● Exercise aim:
Filter the data below for the string "slide" and copy each matching line.

● Dataset entries:

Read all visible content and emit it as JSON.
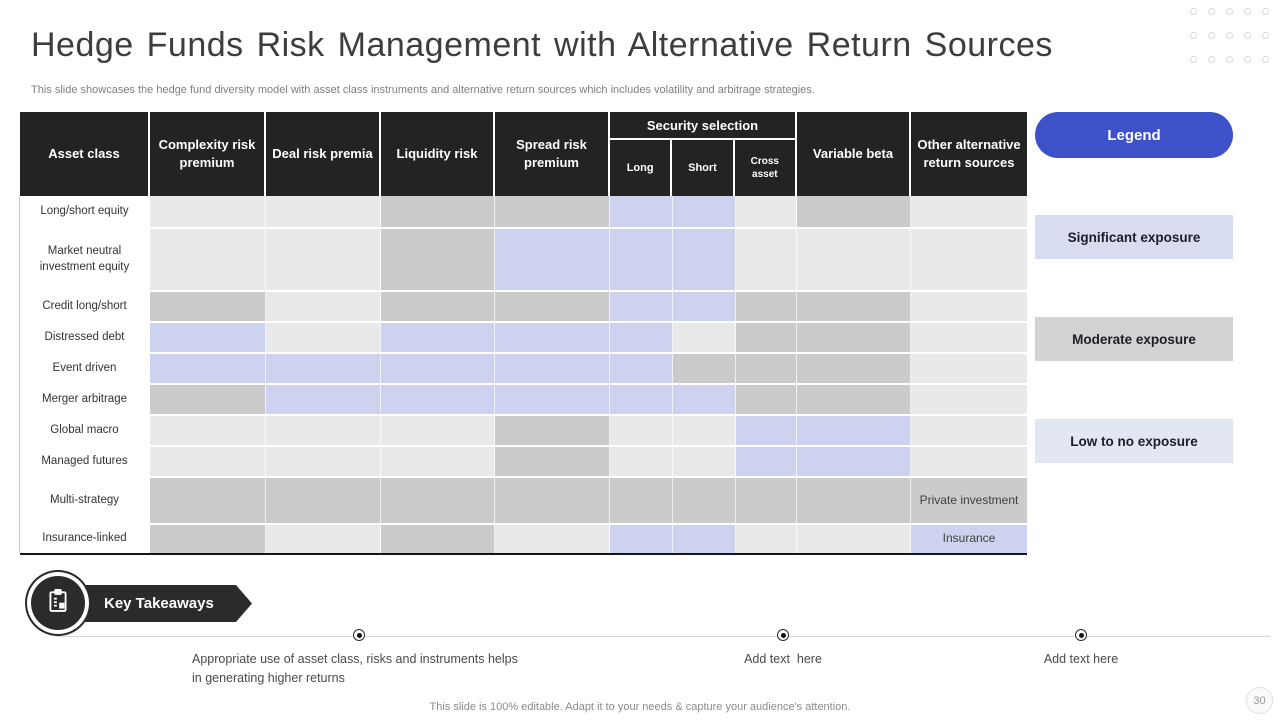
{
  "header": {
    "title": "Hedge Funds Risk Management with Alternative Return Sources",
    "subtitle": "This slide showcases the hedge fund diversity model with asset class instruments and alternative return sources which includes volatility and arbitrage strategies."
  },
  "table": {
    "header": {
      "asset_class": "Asset class",
      "complexity": "Complexity risk premium",
      "deal": "Deal risk premia",
      "liquidity": "Liquidity risk",
      "spread": "Spread risk premium",
      "security_selection": "Security selection",
      "long": "Long",
      "short": "Short",
      "cross_asset": "Cross asset",
      "variable_beta": "Variable beta",
      "other": "Other alternative return sources"
    },
    "rows": [
      {
        "label": "Long/short equity",
        "cells": [
          "low",
          "low",
          "mod",
          "mod",
          "sig",
          "sig",
          "low",
          "mod",
          "low"
        ]
      },
      {
        "label": "Market neutral investment equity",
        "cells": [
          "low",
          "low",
          "mod",
          "sig",
          "sig",
          "sig",
          "low",
          "low",
          "low"
        ]
      },
      {
        "label": "Credit long/short",
        "cells": [
          "mod",
          "low",
          "mod",
          "mod",
          "sig",
          "sig",
          "mod",
          "mod",
          "low"
        ]
      },
      {
        "label": "Distressed debt",
        "cells": [
          "sig",
          "low",
          "sig",
          "sig",
          "sig",
          "low",
          "mod",
          "mod",
          "low"
        ]
      },
      {
        "label": "Event driven",
        "cells": [
          "sig",
          "sig",
          "sig",
          "sig",
          "sig",
          "mod",
          "mod",
          "mod",
          "low"
        ]
      },
      {
        "label": "Merger arbitrage",
        "cells": [
          "mod",
          "sig",
          "sig",
          "sig",
          "sig",
          "sig",
          "mod",
          "mod",
          "low"
        ]
      },
      {
        "label": "Global macro",
        "cells": [
          "low",
          "low",
          "low",
          "mod",
          "low",
          "low",
          "sig",
          "sig",
          "low"
        ]
      },
      {
        "label": "Managed futures",
        "cells": [
          "low",
          "low",
          "low",
          "mod",
          "low",
          "low",
          "sig",
          "sig",
          "low"
        ]
      },
      {
        "label": "Multi-strategy",
        "cells": [
          "mod",
          "mod",
          "mod",
          "mod",
          "mod",
          "mod",
          "mod",
          "mod",
          "mod"
        ],
        "texts": [
          "",
          "",
          "",
          "",
          "",
          "",
          "",
          "",
          "Private investment"
        ]
      },
      {
        "label": "Insurance-linked",
        "cells": [
          "mod",
          "low",
          "mod",
          "low",
          "sig",
          "sig",
          "low",
          "low",
          "sig"
        ],
        "texts": [
          "",
          "",
          "",
          "",
          "",
          "",
          "",
          "",
          "Insurance"
        ]
      }
    ]
  },
  "legend": {
    "button_label": "Legend",
    "items": [
      {
        "label": "Significant exposure",
        "level": "sig",
        "color": "#d8dcf0"
      },
      {
        "label": "Moderate exposure",
        "level": "mod",
        "color": "#d2d2d2"
      },
      {
        "label": "Low to no exposure",
        "level": "low",
        "color": "#e3e6f3"
      }
    ]
  },
  "takeaways": {
    "title": "Key Takeaways",
    "bullets": [
      "Appropriate use of asset class, risks and instruments helps in generating higher returns",
      "Add text  here",
      "Add text here"
    ]
  },
  "footer": {
    "note": "This slide is 100% editable. Adapt it to your needs & capture your audience's attention.",
    "page_number": "30"
  },
  "colors": {
    "significant": "#cdd3ee",
    "moderate": "#cbcbcb",
    "low": "#e9e9e9",
    "header_bg": "#232323",
    "accent_blue": "#3d52c9"
  }
}
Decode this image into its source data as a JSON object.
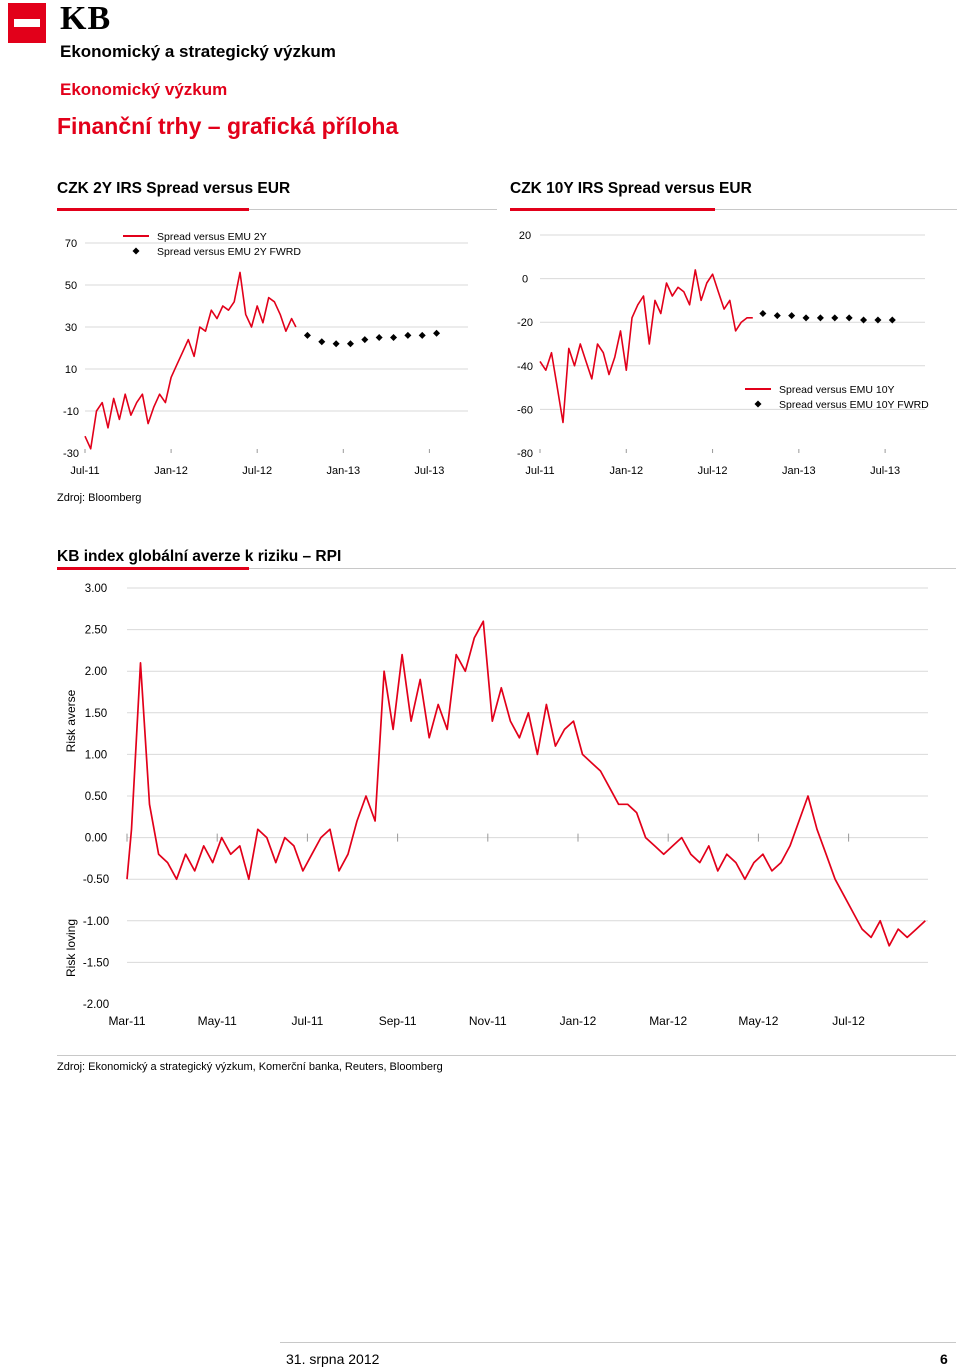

● Reply to the exercise:
    "subtitle": "This slide showcases the hedge fund diversity model with asset class instruments and alternative return sources which includes volatility and arbitrage strategies."
    "note": "This slide is 100% editable. Adapt it to your needs & capture your audience's attention.",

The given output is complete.